■ Requirements
Please transcribe the records precisely; pictures stay out of your copy.

■ Data in this exercise
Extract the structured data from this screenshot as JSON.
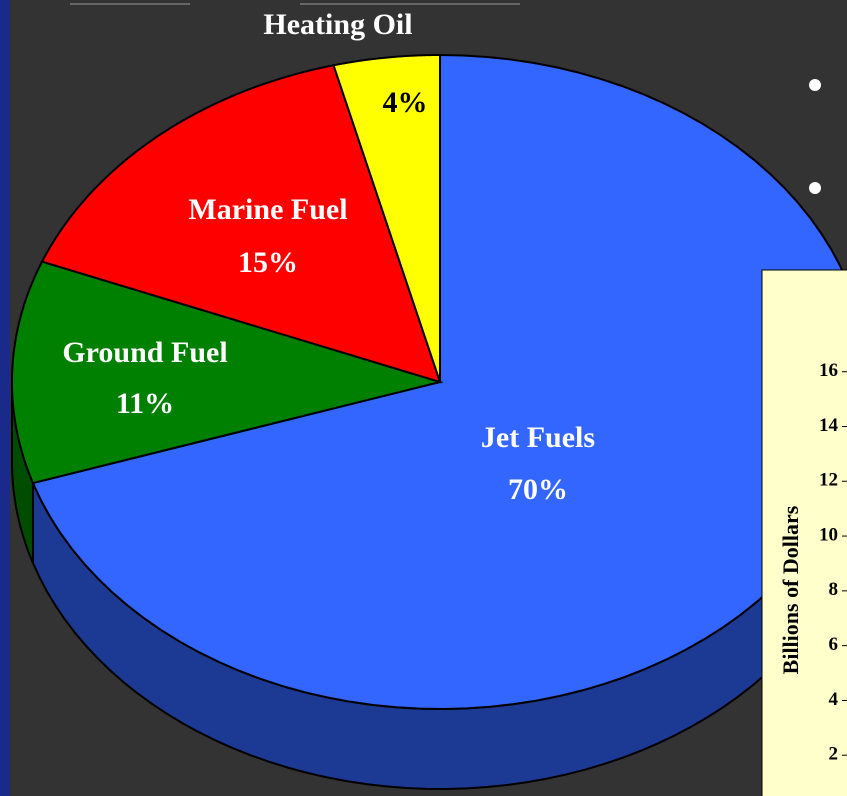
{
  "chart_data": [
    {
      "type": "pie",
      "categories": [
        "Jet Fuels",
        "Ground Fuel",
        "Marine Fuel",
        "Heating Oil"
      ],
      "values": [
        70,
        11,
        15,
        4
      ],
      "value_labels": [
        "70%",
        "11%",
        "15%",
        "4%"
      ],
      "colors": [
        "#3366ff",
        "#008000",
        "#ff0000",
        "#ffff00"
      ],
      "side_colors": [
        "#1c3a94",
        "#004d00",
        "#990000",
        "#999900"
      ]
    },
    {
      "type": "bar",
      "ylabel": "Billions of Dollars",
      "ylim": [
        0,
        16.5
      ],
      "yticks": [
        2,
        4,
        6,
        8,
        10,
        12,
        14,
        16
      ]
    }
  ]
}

■ Expected output
Extract the structured data from this screenshot as JSON.
{
  "chart_data": [
    {
      "type": "pie",
      "categories": [
        "Jet Fuels",
        "Ground Fuel",
        "Marine Fuel",
        "Heating Oil"
      ],
      "values": [
        70,
        11,
        15,
        4
      ],
      "value_labels": [
        "70%",
        "11%",
        "15%",
        "4%"
      ],
      "colors": [
        "#3366ff",
        "#008000",
        "#ff0000",
        "#ffff00"
      ],
      "side_colors": [
        "#1c3a94",
        "#004d00",
        "#990000",
        "#999900"
      ]
    },
    {
      "type": "bar",
      "ylabel": "Billions of Dollars",
      "ylim": [
        0,
        16.5
      ],
      "yticks": [
        2,
        4,
        6,
        8,
        10,
        12,
        14,
        16
      ]
    }
  ]
}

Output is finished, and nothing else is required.